**SHORT TASK**
Output the full material exactly as it appears here.

**INPUT DATA**

****************************************

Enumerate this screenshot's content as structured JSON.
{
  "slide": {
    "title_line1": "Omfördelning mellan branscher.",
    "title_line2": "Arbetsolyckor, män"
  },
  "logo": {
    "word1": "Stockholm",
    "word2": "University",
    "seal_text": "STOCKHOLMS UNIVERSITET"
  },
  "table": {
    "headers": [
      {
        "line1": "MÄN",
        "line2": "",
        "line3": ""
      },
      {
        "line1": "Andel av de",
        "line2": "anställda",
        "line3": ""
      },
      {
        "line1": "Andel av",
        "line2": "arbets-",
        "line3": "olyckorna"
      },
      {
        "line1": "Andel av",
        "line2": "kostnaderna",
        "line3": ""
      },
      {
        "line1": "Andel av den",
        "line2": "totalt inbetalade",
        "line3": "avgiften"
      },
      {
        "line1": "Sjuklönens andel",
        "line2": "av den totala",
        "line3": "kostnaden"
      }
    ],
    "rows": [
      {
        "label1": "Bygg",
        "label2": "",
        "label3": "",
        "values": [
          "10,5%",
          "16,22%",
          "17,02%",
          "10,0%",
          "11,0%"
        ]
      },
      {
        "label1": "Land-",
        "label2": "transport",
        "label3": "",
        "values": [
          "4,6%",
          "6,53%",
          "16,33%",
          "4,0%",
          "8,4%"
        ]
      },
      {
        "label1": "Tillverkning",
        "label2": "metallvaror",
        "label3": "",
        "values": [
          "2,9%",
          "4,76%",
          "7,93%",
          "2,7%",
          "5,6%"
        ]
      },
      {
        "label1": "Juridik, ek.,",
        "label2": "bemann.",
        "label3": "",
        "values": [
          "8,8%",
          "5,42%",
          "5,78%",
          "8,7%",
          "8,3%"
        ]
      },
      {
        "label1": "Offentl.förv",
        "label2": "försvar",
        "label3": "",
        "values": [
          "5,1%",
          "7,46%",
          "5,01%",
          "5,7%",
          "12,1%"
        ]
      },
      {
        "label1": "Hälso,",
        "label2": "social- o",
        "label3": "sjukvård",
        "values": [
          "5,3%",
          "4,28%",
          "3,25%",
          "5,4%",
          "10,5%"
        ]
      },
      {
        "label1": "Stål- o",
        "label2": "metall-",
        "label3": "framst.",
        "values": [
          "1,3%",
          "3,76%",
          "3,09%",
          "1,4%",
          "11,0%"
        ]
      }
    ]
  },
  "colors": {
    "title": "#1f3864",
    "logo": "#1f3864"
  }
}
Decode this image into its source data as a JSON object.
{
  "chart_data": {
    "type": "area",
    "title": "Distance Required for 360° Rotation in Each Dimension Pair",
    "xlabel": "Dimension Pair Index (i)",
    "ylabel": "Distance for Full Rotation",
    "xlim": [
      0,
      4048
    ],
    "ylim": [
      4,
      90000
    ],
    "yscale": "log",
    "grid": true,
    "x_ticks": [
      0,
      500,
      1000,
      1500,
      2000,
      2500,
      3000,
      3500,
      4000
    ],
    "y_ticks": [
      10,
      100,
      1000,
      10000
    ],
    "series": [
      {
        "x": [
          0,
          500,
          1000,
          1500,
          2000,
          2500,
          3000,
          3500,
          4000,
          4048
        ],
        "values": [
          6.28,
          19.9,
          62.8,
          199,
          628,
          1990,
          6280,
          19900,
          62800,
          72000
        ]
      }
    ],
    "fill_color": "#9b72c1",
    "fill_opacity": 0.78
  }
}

****************************************

**CORRECT RESULT**
Enumerate this screenshot's content as structured JSON.
{
  "slide": {
    "title_line1": "Omfördelning mellan branscher.",
    "title_line2": "Arbetsolyckor, män"
  },
  "logo": {
    "word1": "Stockholm",
    "word2": "University",
    "seal_text": "STOCKHOLMS UNIVERSITET"
  },
  "table": {
    "headers": [
      {
        "line1": "MÄN",
        "line2": "",
        "line3": ""
      },
      {
        "line1": "Andel av de",
        "line2": "anställda",
        "line3": ""
      },
      {
        "line1": "Andel av",
        "line2": "arbets-",
        "line3": "olyckorna"
      },
      {
        "line1": "Andel av",
        "line2": "kostnaderna",
        "line3": ""
      },
      {
        "line1": "Andel av den",
        "line2": "totalt inbetalade",
        "line3": "avgiften"
      },
      {
        "line1": "Sjuklönens andel",
        "line2": "av den totala",
        "line3": "kostnaden"
      }
    ],
    "rows": [
      {
        "label1": "Bygg",
        "label2": "",
        "label3": "",
        "values": [
          "10,5%",
          "16,22%",
          "17,02%",
          "10,0%",
          "11,0%"
        ]
      },
      {
        "label1": "Land-",
        "label2": "transport",
        "label3": "",
        "values": [
          "4,6%",
          "6,53%",
          "16,33%",
          "4,0%",
          "8,4%"
        ]
      },
      {
        "label1": "Tillverkning",
        "label2": "metallvaror",
        "label3": "",
        "values": [
          "2,9%",
          "4,76%",
          "7,93%",
          "2,7%",
          "5,6%"
        ]
      },
      {
        "label1": "Juridik, ek.,",
        "label2": "bemann.",
        "label3": "",
        "values": [
          "8,8%",
          "5,42%",
          "5,78%",
          "8,7%",
          "8,3%"
        ]
      },
      {
        "label1": "Offentl.förv",
        "label2": "försvar",
        "label3": "",
        "values": [
          "5,1%",
          "7,46%",
          "5,01%",
          "5,7%",
          "12,1%"
        ]
      },
      {
        "label1": "Hälso,",
        "label2": "social- o",
        "label3": "sjukvård",
        "values": [
          "5,3%",
          "4,28%",
          "3,25%",
          "5,4%",
          "10,5%"
        ]
      },
      {
        "label1": "Stål- o",
        "label2": "metall-",
        "label3": "framst.",
        "values": [
          "1,3%",
          "3,76%",
          "3,09%",
          "1,4%",
          "11,0%"
        ]
      }
    ]
  },
  "colors": {
    "title": "#1f3864",
    "logo": "#1f3864"
  }
}
Decode this image into its source data as a JSON object.
{
  "chart_data": {
    "type": "area",
    "title": "Distance Required for 360° Rotation in Each Dimension Pair",
    "xlabel": "Dimension Pair Index (i)",
    "ylabel": "Distance for Full Rotation",
    "xlim": [
      0,
      4048
    ],
    "ylim": [
      4,
      90000
    ],
    "yscale": "log",
    "grid": true,
    "x_ticks": [
      0,
      500,
      1000,
      1500,
      2000,
      2500,
      3000,
      3500,
      4000
    ],
    "y_ticks": [
      10,
      100,
      1000,
      10000
    ],
    "series": [
      {
        "x": [
          0,
          500,
          1000,
          1500,
          2000,
          2500,
          3000,
          3500,
          4000,
          4048
        ],
        "values": [
          6.28,
          19.9,
          62.8,
          199,
          628,
          1990,
          6280,
          19900,
          62800,
          72000
        ]
      }
    ],
    "fill_color": "#9b72c1",
    "fill_opacity": 0.78
  }
}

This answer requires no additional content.